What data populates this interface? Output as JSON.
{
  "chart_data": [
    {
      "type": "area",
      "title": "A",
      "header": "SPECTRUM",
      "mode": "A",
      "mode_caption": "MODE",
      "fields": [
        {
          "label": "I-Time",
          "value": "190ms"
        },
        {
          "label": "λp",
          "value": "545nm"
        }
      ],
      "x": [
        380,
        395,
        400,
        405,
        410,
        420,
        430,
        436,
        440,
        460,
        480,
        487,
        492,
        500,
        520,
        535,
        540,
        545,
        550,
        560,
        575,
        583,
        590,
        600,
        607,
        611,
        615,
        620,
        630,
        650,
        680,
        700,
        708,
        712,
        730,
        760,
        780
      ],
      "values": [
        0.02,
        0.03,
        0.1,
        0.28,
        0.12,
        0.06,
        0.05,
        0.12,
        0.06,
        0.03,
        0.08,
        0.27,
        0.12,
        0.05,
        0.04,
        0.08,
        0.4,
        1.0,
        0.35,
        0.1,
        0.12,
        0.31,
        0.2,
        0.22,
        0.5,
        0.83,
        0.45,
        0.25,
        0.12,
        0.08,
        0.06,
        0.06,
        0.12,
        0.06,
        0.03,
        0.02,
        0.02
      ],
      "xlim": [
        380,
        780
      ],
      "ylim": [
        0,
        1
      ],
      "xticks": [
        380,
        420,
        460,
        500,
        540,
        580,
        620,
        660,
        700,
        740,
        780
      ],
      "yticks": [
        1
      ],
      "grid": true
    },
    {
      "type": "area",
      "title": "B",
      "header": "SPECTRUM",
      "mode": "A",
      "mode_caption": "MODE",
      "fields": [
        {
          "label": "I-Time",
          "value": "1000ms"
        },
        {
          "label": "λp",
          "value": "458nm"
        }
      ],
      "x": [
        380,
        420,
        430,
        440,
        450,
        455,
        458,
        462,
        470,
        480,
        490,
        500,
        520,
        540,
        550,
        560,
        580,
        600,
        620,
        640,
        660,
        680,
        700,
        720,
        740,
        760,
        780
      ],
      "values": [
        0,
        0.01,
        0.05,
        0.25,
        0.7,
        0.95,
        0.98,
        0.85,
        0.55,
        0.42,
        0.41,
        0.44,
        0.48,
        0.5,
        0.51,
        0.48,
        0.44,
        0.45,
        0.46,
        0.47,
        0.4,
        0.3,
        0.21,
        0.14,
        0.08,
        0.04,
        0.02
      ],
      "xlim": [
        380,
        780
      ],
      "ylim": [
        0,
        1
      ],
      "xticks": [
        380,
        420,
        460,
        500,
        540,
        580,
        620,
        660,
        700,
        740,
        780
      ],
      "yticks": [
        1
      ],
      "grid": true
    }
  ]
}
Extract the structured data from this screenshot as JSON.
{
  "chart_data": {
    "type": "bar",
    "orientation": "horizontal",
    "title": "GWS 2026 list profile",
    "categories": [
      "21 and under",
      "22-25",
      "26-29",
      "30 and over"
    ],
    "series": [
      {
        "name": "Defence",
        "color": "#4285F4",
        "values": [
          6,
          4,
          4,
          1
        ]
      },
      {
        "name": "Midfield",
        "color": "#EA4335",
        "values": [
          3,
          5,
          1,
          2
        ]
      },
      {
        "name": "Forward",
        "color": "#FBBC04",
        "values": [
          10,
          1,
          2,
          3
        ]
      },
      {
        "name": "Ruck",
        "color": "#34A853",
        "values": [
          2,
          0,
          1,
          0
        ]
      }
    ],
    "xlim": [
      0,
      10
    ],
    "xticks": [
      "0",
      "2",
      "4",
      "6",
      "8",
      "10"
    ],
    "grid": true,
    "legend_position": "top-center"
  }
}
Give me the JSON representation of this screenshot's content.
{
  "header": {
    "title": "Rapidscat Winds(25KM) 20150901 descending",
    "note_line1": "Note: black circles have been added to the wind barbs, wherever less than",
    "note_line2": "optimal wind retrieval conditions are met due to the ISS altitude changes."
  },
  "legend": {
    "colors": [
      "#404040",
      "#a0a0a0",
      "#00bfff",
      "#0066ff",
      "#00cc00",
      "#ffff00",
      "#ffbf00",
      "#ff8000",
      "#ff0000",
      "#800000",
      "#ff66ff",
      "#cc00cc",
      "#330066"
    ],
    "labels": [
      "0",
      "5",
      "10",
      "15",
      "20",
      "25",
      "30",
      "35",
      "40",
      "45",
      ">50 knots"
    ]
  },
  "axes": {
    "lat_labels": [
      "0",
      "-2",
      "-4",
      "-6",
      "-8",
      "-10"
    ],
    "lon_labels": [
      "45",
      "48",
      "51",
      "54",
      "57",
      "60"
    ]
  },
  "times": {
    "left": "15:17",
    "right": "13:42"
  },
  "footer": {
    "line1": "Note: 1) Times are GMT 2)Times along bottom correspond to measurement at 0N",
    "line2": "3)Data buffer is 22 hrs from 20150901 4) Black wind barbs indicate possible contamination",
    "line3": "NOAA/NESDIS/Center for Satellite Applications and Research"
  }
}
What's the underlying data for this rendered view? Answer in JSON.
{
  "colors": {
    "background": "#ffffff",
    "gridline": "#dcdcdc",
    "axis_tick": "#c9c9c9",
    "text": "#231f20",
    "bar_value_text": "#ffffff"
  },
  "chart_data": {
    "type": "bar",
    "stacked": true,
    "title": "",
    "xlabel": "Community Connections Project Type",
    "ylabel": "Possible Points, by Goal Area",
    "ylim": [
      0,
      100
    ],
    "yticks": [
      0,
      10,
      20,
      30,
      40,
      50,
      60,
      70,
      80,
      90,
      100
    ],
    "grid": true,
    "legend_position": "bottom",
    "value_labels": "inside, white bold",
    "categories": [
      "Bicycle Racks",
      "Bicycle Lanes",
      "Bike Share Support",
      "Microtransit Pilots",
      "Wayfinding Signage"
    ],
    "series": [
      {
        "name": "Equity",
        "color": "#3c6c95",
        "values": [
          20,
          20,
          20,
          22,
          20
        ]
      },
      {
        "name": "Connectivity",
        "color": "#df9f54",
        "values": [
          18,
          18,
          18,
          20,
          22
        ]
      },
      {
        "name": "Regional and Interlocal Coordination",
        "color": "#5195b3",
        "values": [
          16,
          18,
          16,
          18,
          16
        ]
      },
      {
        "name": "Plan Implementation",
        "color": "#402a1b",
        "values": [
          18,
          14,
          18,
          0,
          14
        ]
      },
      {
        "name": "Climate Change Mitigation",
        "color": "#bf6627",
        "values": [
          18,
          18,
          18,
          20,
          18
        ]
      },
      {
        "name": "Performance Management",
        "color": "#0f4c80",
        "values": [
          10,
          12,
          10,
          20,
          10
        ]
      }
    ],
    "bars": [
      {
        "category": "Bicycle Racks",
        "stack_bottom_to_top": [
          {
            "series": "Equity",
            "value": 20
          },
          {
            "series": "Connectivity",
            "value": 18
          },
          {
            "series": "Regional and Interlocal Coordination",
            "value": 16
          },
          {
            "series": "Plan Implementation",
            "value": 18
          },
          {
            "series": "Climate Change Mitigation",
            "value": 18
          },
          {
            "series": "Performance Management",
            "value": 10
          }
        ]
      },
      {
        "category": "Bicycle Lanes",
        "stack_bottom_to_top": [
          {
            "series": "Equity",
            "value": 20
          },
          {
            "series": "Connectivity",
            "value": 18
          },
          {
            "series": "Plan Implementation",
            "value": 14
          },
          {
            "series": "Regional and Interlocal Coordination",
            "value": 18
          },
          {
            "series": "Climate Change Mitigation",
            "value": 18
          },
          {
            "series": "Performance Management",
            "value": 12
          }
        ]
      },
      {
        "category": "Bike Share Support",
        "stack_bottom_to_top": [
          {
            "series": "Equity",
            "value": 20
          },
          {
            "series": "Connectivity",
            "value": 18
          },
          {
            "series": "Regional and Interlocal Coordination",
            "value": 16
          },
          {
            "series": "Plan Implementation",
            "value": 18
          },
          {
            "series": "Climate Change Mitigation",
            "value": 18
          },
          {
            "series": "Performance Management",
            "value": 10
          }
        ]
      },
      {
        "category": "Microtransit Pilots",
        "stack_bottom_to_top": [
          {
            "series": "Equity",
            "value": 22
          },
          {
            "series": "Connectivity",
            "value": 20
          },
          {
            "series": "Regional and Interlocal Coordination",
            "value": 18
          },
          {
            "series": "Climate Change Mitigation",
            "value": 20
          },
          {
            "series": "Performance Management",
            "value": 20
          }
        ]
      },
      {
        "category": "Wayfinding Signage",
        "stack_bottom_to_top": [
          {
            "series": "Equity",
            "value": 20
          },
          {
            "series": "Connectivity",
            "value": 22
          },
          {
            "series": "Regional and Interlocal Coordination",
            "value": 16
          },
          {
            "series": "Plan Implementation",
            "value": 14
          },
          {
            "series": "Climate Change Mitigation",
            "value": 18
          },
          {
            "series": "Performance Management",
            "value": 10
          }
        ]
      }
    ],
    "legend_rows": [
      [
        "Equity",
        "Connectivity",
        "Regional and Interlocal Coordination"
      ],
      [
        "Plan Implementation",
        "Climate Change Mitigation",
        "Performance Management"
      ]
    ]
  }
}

> [Exercise objective]: Identify every line holding the word "from" and copy it out.

> [Full solution]:
Extract the structured data from this screenshot as JSON.
    "line2": "3)Data buffer is 22 hrs from 20150901 4) Black wind barbs indicate possible contamination",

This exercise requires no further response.